- **Written problem**
Return all lines from the listing below in which the string "Total" occurs.

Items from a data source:
────
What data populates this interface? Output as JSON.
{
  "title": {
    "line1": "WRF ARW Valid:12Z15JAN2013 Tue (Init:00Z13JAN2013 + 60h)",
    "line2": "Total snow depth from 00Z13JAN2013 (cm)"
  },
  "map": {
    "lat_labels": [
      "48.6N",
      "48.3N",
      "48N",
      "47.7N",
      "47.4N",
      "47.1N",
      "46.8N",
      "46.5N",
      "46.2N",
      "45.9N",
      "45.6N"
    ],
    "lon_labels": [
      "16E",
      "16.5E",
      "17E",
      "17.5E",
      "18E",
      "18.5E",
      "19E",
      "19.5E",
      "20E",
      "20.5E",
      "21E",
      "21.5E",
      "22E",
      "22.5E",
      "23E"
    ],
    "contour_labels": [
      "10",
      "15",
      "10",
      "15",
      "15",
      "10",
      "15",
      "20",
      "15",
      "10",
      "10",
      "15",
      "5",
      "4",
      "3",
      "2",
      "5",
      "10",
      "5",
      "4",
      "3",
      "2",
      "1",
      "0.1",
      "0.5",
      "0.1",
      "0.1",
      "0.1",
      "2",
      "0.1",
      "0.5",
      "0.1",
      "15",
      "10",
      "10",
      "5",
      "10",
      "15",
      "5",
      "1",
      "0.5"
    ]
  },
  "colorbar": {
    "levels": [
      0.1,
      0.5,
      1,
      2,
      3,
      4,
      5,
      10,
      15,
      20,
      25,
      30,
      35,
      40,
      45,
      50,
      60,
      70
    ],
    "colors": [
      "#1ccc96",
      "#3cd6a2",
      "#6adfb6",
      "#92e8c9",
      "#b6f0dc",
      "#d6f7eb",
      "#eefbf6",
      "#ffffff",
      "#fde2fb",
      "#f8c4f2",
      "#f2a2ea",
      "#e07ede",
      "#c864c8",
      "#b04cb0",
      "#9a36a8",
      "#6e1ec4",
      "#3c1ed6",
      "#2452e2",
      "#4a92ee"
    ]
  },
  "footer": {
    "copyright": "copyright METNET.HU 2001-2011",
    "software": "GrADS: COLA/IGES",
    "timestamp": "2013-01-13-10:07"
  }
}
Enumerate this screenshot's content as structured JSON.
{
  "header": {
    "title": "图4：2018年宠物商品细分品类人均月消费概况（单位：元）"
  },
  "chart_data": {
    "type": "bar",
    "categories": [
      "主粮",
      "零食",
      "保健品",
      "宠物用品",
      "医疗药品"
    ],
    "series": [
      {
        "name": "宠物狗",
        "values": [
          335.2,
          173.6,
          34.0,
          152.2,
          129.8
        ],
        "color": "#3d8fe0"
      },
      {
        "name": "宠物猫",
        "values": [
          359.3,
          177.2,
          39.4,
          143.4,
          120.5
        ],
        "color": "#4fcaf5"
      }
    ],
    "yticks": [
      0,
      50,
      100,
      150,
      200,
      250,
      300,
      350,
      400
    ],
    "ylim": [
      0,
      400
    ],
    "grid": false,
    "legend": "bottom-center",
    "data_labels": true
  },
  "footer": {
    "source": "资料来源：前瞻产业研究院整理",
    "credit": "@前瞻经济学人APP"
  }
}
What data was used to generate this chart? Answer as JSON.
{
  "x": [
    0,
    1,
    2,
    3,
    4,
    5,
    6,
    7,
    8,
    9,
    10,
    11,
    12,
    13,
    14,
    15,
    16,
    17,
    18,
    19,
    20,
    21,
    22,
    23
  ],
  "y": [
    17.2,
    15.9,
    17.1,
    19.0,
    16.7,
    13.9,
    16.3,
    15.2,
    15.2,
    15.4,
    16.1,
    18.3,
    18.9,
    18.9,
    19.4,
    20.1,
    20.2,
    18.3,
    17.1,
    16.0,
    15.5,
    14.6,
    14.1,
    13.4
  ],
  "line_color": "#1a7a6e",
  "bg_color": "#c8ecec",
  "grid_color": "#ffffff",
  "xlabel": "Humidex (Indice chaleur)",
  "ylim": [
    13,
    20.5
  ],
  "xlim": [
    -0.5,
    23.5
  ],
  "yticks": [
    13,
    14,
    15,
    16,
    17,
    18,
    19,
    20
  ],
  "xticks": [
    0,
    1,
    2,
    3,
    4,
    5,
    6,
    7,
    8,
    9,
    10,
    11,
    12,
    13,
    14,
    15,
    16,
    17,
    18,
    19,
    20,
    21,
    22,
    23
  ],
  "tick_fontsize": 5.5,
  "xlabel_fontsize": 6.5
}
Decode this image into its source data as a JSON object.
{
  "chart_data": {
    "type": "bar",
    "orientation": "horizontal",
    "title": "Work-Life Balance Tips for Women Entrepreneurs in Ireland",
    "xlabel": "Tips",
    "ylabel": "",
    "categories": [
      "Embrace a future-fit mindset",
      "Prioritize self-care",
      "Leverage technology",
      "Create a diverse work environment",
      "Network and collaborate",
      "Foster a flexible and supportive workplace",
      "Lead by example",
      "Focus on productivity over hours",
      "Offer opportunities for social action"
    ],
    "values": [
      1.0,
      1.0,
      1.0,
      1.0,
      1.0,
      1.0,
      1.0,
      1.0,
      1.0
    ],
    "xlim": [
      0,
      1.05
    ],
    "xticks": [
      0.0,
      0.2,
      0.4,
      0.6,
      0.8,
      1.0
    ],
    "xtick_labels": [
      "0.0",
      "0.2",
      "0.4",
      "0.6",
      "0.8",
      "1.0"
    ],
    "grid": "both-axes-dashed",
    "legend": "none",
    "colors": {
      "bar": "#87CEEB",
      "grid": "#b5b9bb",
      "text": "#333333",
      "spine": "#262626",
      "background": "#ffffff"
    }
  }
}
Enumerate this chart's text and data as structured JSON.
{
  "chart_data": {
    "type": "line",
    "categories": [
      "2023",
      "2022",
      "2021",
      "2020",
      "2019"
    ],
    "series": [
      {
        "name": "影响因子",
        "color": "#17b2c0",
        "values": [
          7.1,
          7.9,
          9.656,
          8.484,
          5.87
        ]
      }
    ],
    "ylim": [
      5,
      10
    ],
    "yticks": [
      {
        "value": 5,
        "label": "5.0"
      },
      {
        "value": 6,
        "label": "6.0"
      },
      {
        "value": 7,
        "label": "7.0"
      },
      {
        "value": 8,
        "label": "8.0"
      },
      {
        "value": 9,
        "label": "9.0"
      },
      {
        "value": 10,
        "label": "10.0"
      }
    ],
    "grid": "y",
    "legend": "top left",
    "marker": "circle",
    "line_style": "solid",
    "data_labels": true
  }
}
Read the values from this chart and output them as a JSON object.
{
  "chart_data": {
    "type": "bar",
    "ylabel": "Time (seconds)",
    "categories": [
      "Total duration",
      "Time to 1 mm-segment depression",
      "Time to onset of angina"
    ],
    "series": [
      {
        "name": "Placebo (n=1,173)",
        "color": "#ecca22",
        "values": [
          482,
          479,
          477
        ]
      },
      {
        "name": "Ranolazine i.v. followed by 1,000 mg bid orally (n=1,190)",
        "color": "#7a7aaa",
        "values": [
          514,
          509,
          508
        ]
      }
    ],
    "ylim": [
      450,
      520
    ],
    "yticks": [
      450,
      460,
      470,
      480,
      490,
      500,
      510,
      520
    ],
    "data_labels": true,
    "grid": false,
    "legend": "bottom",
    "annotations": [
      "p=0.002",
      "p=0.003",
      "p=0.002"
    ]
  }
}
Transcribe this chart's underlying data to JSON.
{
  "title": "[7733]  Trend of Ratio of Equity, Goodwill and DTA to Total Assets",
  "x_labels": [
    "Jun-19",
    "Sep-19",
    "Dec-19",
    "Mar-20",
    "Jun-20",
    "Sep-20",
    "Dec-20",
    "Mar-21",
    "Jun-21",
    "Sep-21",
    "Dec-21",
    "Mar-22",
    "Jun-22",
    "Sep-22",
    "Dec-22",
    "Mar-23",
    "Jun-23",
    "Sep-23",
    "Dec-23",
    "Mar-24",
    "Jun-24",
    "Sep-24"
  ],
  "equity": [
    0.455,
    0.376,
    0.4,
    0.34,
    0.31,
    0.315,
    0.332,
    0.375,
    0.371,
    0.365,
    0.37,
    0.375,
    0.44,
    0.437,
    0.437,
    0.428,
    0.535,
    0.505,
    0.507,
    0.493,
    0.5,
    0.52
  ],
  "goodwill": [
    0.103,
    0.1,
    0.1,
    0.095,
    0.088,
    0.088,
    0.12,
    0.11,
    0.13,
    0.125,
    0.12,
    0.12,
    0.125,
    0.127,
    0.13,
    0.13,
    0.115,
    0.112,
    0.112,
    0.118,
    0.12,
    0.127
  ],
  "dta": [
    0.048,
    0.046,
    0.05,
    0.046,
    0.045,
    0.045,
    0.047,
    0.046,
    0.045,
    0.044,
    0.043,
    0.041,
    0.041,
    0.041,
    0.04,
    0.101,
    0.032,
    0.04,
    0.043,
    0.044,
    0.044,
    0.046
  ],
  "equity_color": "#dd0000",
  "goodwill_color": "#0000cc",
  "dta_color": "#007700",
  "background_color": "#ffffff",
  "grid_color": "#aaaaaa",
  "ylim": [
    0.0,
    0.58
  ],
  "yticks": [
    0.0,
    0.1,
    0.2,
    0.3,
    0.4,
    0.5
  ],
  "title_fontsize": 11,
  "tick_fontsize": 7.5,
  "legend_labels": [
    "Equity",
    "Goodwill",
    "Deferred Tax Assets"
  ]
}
────
- **Response to this exercise**
    "line2": "Total snow depth from 00Z13JAN2013 (cm)"
      "Total duration",
  "title": "[7733]  Trend of Ratio of Equity, Goodwill and DTA to Total Assets",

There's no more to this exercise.